═══ Data to use ═══
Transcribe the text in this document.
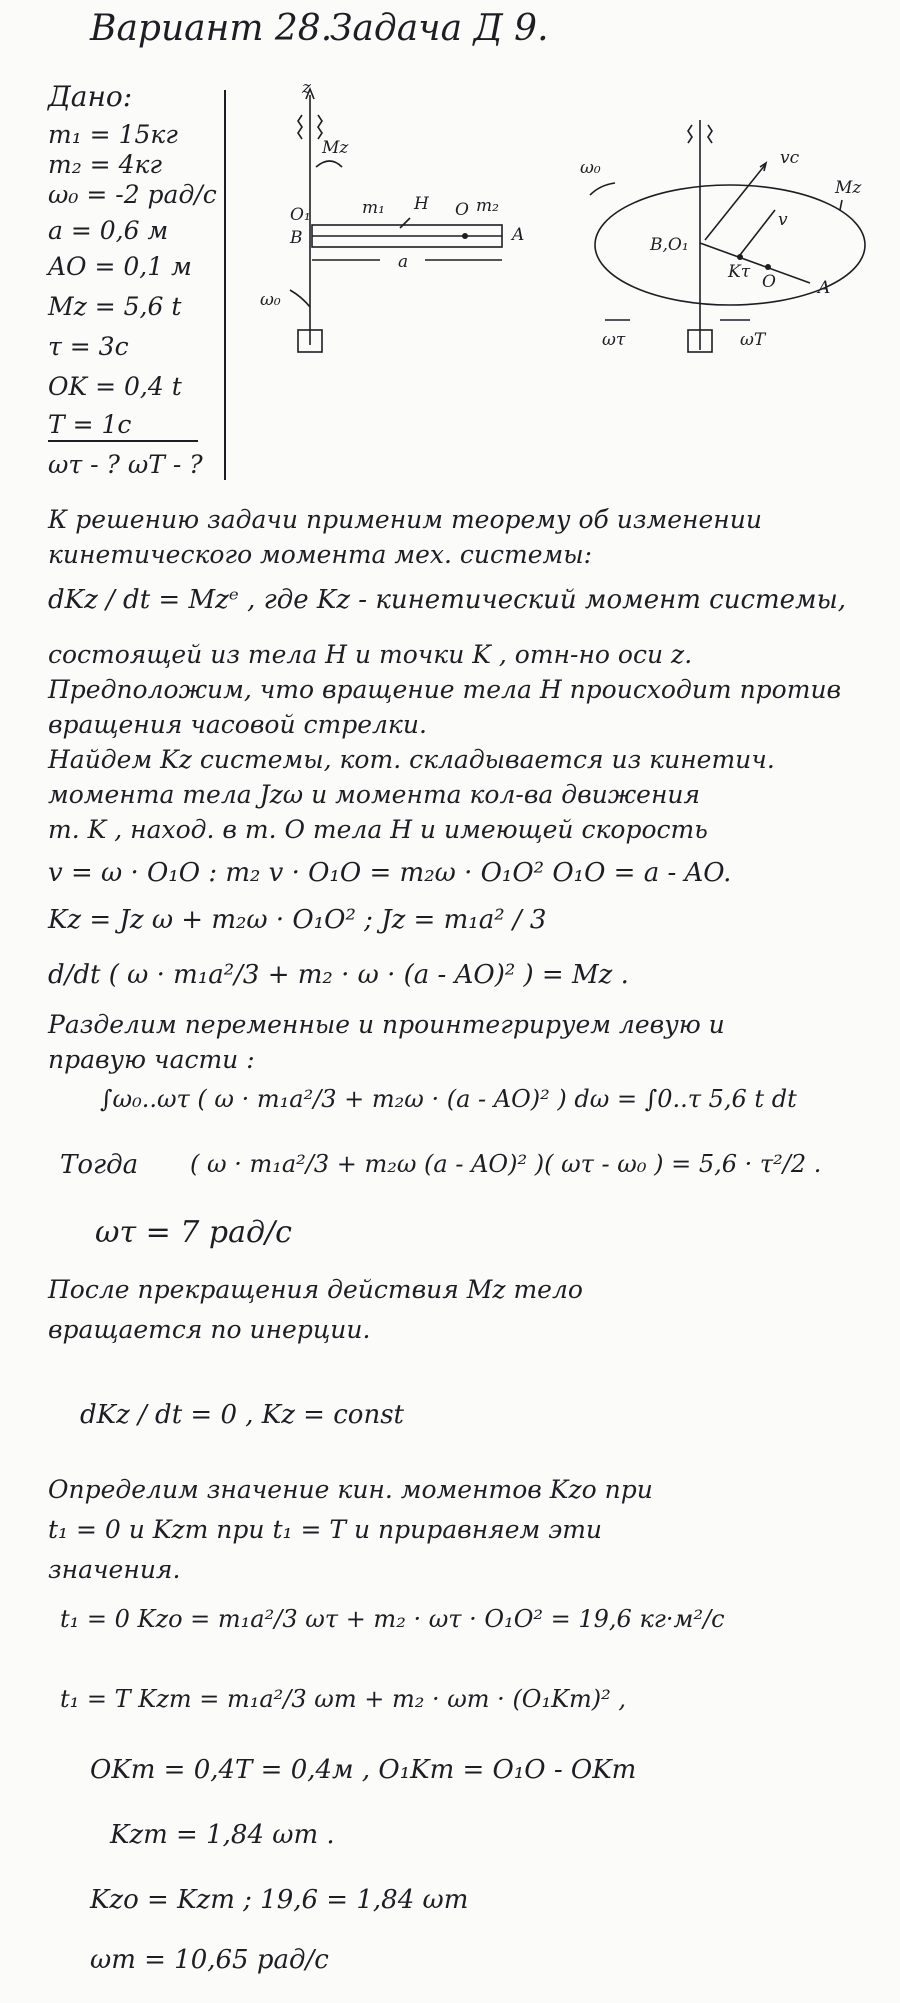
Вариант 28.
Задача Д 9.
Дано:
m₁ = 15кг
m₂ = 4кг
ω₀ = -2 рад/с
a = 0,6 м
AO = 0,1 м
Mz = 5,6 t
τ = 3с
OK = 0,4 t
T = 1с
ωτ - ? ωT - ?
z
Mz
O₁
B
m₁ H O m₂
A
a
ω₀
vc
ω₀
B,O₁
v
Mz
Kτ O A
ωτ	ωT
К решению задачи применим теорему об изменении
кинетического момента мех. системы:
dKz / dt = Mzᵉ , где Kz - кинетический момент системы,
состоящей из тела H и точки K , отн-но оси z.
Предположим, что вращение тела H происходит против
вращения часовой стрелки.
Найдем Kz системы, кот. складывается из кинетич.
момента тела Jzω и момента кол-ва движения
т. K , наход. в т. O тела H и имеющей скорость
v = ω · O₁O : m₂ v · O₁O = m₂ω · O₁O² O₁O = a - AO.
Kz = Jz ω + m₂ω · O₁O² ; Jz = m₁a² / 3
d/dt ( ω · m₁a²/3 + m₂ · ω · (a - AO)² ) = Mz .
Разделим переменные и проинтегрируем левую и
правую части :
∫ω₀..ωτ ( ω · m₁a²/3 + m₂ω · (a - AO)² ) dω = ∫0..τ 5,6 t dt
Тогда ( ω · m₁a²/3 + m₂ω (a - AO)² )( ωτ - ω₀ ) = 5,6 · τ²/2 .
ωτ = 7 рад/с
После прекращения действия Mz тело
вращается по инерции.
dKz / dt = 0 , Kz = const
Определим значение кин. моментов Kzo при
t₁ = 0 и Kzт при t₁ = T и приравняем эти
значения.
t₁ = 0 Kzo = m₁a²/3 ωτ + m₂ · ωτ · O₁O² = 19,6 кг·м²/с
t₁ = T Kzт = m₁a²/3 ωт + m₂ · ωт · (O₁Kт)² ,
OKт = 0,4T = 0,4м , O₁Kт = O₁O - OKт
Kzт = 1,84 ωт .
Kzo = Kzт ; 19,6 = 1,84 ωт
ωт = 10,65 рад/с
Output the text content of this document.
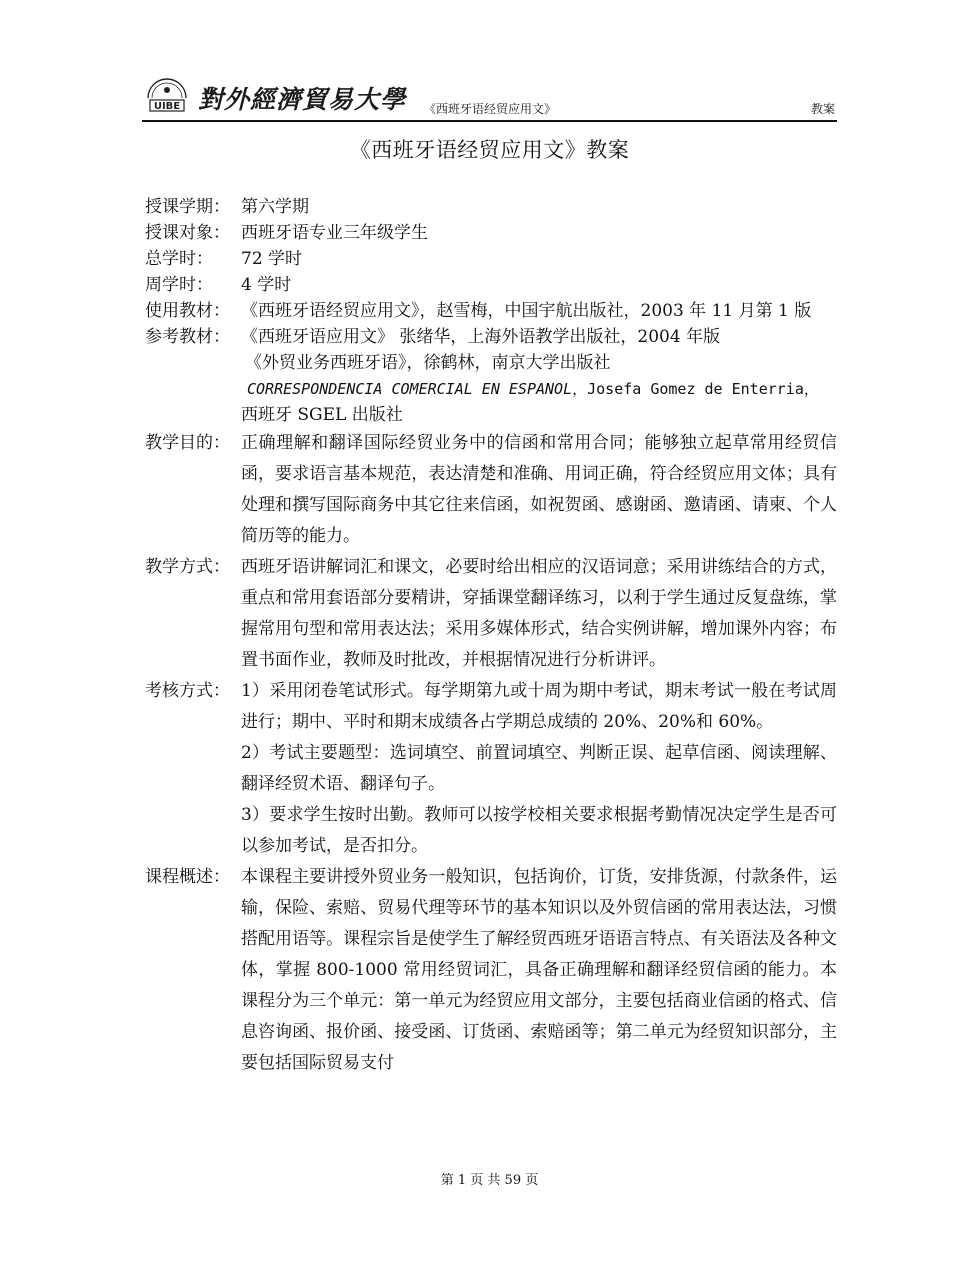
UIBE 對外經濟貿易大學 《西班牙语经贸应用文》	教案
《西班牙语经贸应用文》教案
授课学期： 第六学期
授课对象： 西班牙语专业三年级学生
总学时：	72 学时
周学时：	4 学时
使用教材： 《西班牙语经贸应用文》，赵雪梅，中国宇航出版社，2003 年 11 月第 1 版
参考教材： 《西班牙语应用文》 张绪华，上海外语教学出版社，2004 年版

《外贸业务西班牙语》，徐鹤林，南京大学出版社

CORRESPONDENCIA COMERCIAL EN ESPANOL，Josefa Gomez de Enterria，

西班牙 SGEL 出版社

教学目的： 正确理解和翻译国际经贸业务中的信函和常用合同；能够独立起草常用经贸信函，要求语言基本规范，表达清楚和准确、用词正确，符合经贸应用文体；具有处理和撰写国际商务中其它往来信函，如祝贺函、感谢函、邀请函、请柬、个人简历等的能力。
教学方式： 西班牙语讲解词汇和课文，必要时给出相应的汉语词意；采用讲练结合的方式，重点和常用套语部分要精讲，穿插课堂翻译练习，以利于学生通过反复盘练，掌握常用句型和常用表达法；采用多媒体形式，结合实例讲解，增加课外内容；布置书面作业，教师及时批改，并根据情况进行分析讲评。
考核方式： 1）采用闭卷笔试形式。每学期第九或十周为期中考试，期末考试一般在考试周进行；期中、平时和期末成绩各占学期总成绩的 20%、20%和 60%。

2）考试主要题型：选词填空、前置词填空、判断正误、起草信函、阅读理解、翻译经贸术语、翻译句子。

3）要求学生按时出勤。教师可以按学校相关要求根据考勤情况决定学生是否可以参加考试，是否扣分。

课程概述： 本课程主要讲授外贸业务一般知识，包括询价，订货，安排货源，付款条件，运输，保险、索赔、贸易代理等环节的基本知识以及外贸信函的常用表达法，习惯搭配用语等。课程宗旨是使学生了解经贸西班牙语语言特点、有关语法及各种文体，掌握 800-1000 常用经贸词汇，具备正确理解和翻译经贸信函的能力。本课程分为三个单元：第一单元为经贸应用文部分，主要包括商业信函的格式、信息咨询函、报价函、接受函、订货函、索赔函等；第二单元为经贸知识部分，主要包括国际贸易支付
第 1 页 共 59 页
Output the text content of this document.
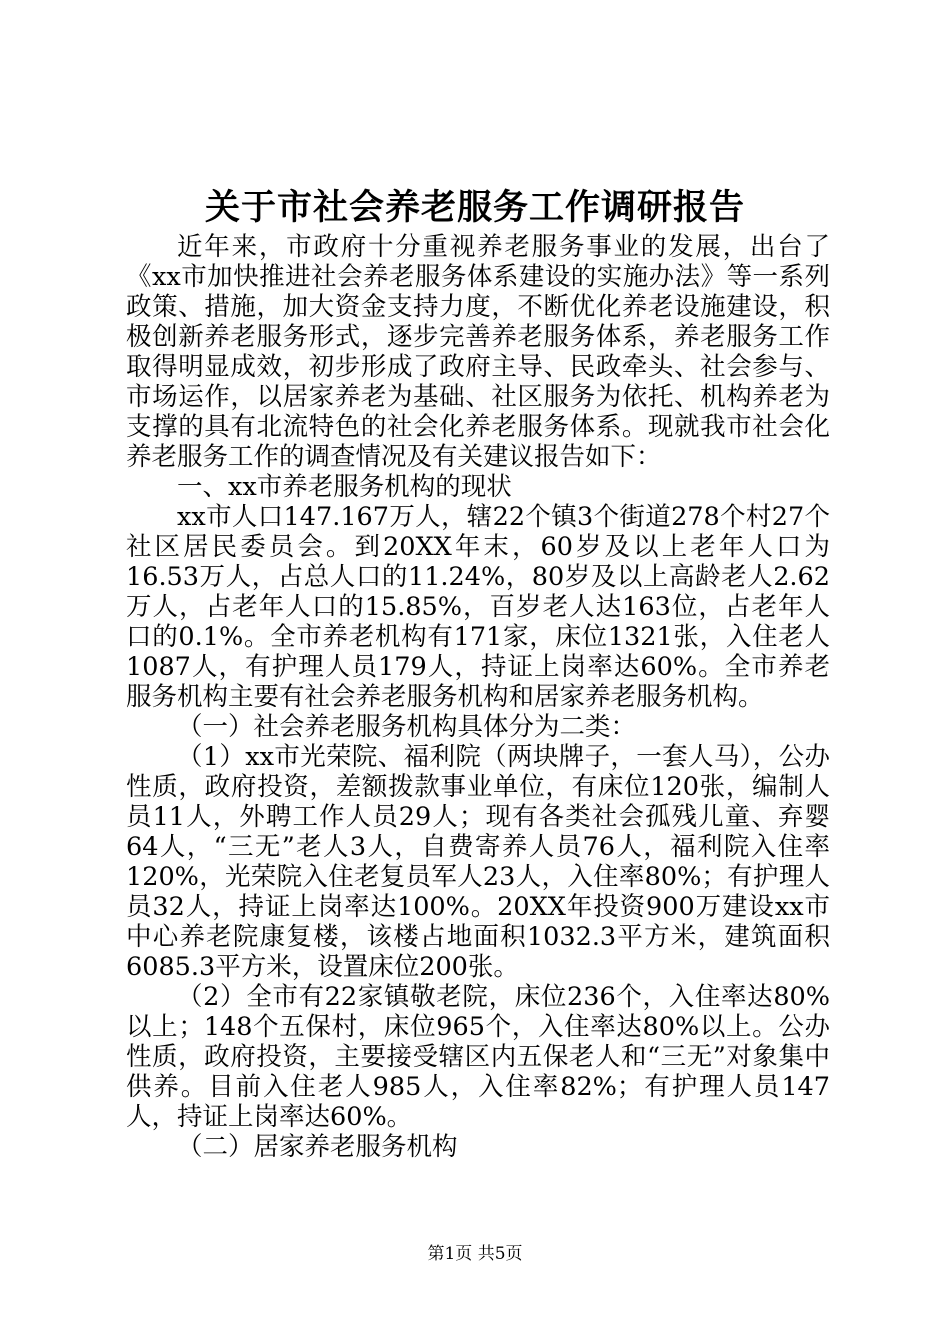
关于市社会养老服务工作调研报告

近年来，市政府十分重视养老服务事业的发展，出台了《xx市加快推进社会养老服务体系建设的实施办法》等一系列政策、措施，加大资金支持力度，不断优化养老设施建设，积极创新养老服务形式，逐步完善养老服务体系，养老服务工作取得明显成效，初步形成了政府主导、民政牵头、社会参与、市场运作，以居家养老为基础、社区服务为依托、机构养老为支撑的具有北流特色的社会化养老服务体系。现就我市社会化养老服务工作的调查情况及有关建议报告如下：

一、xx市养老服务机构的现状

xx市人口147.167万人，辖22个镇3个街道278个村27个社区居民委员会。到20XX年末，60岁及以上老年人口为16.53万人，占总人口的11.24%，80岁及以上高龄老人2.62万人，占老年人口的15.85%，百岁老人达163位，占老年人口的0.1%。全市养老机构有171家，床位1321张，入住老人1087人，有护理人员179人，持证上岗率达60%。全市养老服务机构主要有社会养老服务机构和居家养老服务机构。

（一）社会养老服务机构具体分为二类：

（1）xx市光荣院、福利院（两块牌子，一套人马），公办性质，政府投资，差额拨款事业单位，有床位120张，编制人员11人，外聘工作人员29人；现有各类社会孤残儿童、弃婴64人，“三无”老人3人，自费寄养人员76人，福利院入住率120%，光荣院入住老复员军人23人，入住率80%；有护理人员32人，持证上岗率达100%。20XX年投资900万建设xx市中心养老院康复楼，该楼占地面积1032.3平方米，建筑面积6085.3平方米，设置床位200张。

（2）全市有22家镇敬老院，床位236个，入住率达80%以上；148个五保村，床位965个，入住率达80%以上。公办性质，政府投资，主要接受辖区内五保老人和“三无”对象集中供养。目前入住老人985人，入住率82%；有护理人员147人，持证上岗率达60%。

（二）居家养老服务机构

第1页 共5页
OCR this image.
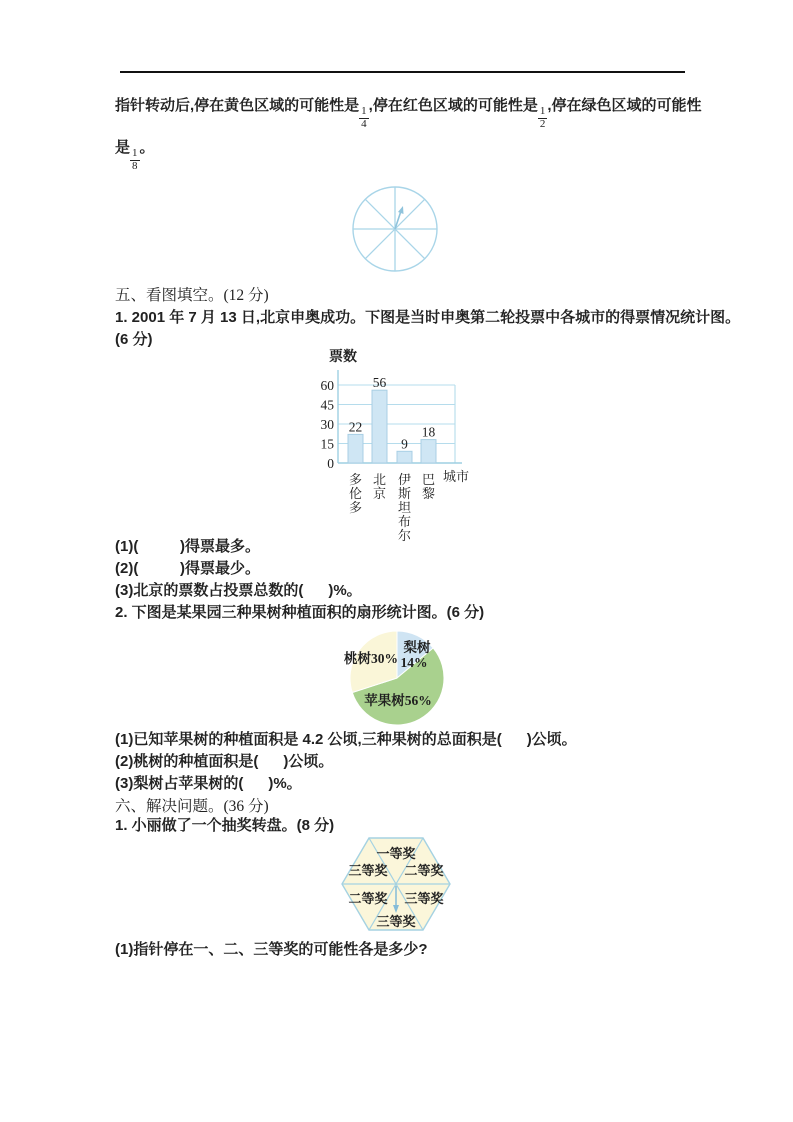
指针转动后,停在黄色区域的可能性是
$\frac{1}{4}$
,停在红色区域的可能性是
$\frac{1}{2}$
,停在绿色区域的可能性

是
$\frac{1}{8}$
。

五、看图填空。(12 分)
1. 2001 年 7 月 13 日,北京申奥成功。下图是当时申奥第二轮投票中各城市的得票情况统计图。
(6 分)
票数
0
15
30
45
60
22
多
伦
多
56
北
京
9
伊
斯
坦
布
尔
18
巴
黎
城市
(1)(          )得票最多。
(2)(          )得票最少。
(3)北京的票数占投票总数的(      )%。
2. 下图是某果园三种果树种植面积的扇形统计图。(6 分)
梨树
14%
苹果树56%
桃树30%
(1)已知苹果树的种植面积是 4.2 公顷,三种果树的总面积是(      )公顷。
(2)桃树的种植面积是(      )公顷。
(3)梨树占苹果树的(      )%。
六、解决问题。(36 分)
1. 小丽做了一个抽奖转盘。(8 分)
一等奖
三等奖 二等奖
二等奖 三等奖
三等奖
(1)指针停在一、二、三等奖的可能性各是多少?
═══
» What is needed
Reproduce the material in its entirety and word for word, without the pictures.

» Expected answer
Transcribe the text in this document.
Вариант 28.
Задача Д 9.
Дано:
m₁ = 15кг
m₂ = 4кг
ω₀ = -2 рад/с
a = 0,6 м
AO = 0,1 м
Mz = 5,6 t
τ = 3с
OK = 0,4 t
T = 1с
ωτ - ? ωT - ?
z
Mz
O₁
B
m₁ H O m₂
A
a
ω₀
vc
ω₀
B,O₁
v
Mz
Kτ O A
ωτ	ωT
К решению задачи применим теорему об изменении
кинетического момента мех. системы:
dKz / dt = Mzᵉ , где Kz - кинетический момент системы,
состоящей из тела H и точки K , отн-но оси z.
Предположим, что вращение тела H происходит против
вращения часовой стрелки.
Найдем Kz системы, кот. складывается из кинетич.
момента тела Jzω и момента кол-ва движения
т. K , наход. в т. O тела H и имеющей скорость
v = ω · O₁O : m₂ v · O₁O = m₂ω · O₁O² O₁O = a - AO.
Kz = Jz ω + m₂ω · O₁O² ; Jz = m₁a² / 3
d/dt ( ω · m₁a²/3 + m₂ · ω · (a - AO)² ) = Mz .
Разделим переменные и проинтегрируем левую и
правую части :
∫ω₀..ωτ ( ω · m₁a²/3 + m₂ω · (a - AO)² ) dω = ∫0..τ 5,6 t dt
Тогда ( ω · m₁a²/3 + m₂ω (a - AO)² )( ωτ - ω₀ ) = 5,6 · τ²/2 .
ωτ = 7 рад/с
После прекращения действия Mz тело
вращается по инерции.
dKz / dt = 0 , Kz = const
Определим значение кин. моментов Kzo при
t₁ = 0 и Kzт при t₁ = T и приравняем эти
значения.
t₁ = 0 Kzo = m₁a²/3 ωτ + m₂ · ωτ · O₁O² = 19,6 кг·м²/с
t₁ = T Kzт = m₁a²/3 ωт + m₂ · ωт · (O₁Kт)² ,
OKт = 0,4T = 0,4м , O₁Kт = O₁O - OKт
Kzт = 1,84 ωт .
Kzo = Kzт ; 19,6 = 1,84 ωт
ωт = 10,65 рад/с
Output the text content of this document.
UIBE 對外經濟貿易大學 《西班牙语经贸应用文》	教案
《西班牙语经贸应用文》教案
授课学期： 第六学期
授课对象： 西班牙语专业三年级学生
总学时：	72 学时
周学时：	4 学时
使用教材： 《西班牙语经贸应用文》，赵雪梅，中国宇航出版社，2003 年 11 月第 1 版
参考教材： 《西班牙语应用文》 张绪华，上海外语教学出版社，2004 年版

《外贸业务西班牙语》，徐鹤林，南京大学出版社

CORRESPONDENCIA COMERCIAL EN ESPANOL，Josefa Gomez de Enterria，

西班牙 SGEL 出版社

教学目的： 正确理解和翻译国际经贸业务中的信函和常用合同；能够独立起草常用经贸信函，要求语言基本规范，表达清楚和准确、用词正确，符合经贸应用文体；具有处理和撰写国际商务中其它往来信函，如祝贺函、感谢函、邀请函、请柬、个人简历等的能力。
教学方式： 西班牙语讲解词汇和课文，必要时给出相应的汉语词意；采用讲练结合的方式，重点和常用套语部分要精讲，穿插课堂翻译练习，以利于学生通过反复盘练，掌握常用句型和常用表达法；采用多媒体形式，结合实例讲解，增加课外内容；布置书面作业，教师及时批改，并根据情况进行分析讲评。
考核方式： 1）采用闭卷笔试形式。每学期第九或十周为期中考试，期末考试一般在考试周进行；期中、平时和期末成绩各占学期总成绩的 20%、20%和 60%。

2）考试主要题型：选词填空、前置词填空、判断正误、起草信函、阅读理解、翻译经贸术语、翻译句子。

3）要求学生按时出勤。教师可以按学校相关要求根据考勤情况决定学生是否可以参加考试，是否扣分。

课程概述： 本课程主要讲授外贸业务一般知识，包括询价，订货，安排货源，付款条件，运输，保险、索赔、贸易代理等环节的基本知识以及外贸信函的常用表达法，习惯搭配用语等。课程宗旨是使学生了解经贸西班牙语语言特点、有关语法及各种文体，掌握 800-1000 常用经贸词汇，具备正确理解和翻译经贸信函的能力。本课程分为三个单元：第一单元为经贸应用文部分，主要包括商业信函的格式、信息咨询函、报价函、接受函、订货函、索赔函等；第二单元为经贸知识部分，主要包括国际贸易支付
第 1 页 共 59 页
Output the text content of this document.
关于市社会养老服务工作调研报告

近年来，市政府十分重视养老服务事业的发展，出台了《xx市加快推进社会养老服务体系建设的实施办法》等一系列政策、措施，加大资金支持力度，不断优化养老设施建设，积极创新养老服务形式，逐步完善养老服务体系，养老服务工作取得明显成效，初步形成了政府主导、民政牵头、社会参与、市场运作，以居家养老为基础、社区服务为依托、机构养老为支撑的具有北流特色的社会化养老服务体系。现就我市社会化养老服务工作的调查情况及有关建议报告如下：

一、xx市养老服务机构的现状

xx市人口147.167万人，辖22个镇3个街道278个村27个社区居民委员会。到20XX年末，60岁及以上老年人口为16.53万人，占总人口的11.24%，80岁及以上高龄老人2.62万人，占老年人口的15.85%，百岁老人达163位，占老年人口的0.1%。全市养老机构有171家，床位1321张，入住老人1087人，有护理人员179人，持证上岗率达60%。全市养老服务机构主要有社会养老服务机构和居家养老服务机构。

（一）社会养老服务机构具体分为二类：

（1）xx市光荣院、福利院（两块牌子，一套人马），公办性质，政府投资，差额拨款事业单位，有床位120张，编制人员11人，外聘工作人员29人；现有各类社会孤残儿童、弃婴64人，“三无”老人3人，自费寄养人员76人，福利院入住率120%，光荣院入住老复员军人23人，入住率80%；有护理人员32人，持证上岗率达100%。20XX年投资900万建设xx市中心养老院康复楼，该楼占地面积1032.3平方米，建筑面积6085.3平方米，设置床位200张。

（2）全市有22家镇敬老院，床位236个，入住率达80%以上；148个五保村，床位965个，入住率达80%以上。公办性质，政府投资，主要接受辖区内五保老人和“三无”对象集中供养。目前入住老人985人，入住率82%；有护理人员147人，持证上岗率达60%。

（二）居家养老服务机构

第1页 共5页
OCR this image.
指针转动后,停在黄色区域的可能性是
$\frac{1}{4}$
,停在红色区域的可能性是
$\frac{1}{2}$
,停在绿色区域的可能性

是
$\frac{1}{8}$
。

五、看图填空。(12 分)
1. 2001 年 7 月 13 日,北京申奥成功。下图是当时申奥第二轮投票中各城市的得票情况统计图。
(6 分)
票数
0
15
30
45
60
22
多
伦
多
56
北
京
9
伊
斯
坦
布
尔
18
巴
黎
城市
(1)(          )得票最多。
(2)(          )得票最少。
(3)北京的票数占投票总数的(      )%。
2. 下图是某果园三种果树种植面积的扇形统计图。(6 分)
梨树
14%
苹果树56%
桃树30%
(1)已知苹果树的种植面积是 4.2 公顷,三种果树的总面积是(      )公顷。
(2)桃树的种植面积是(      )公顷。
(3)梨树占苹果树的(      )%。
六、解决问题。(36 分)
1. 小丽做了一个抽奖转盘。(8 分)
一等奖
三等奖 二等奖
二等奖 三等奖
三等奖
(1)指针停在一、二、三等奖的可能性各是多少?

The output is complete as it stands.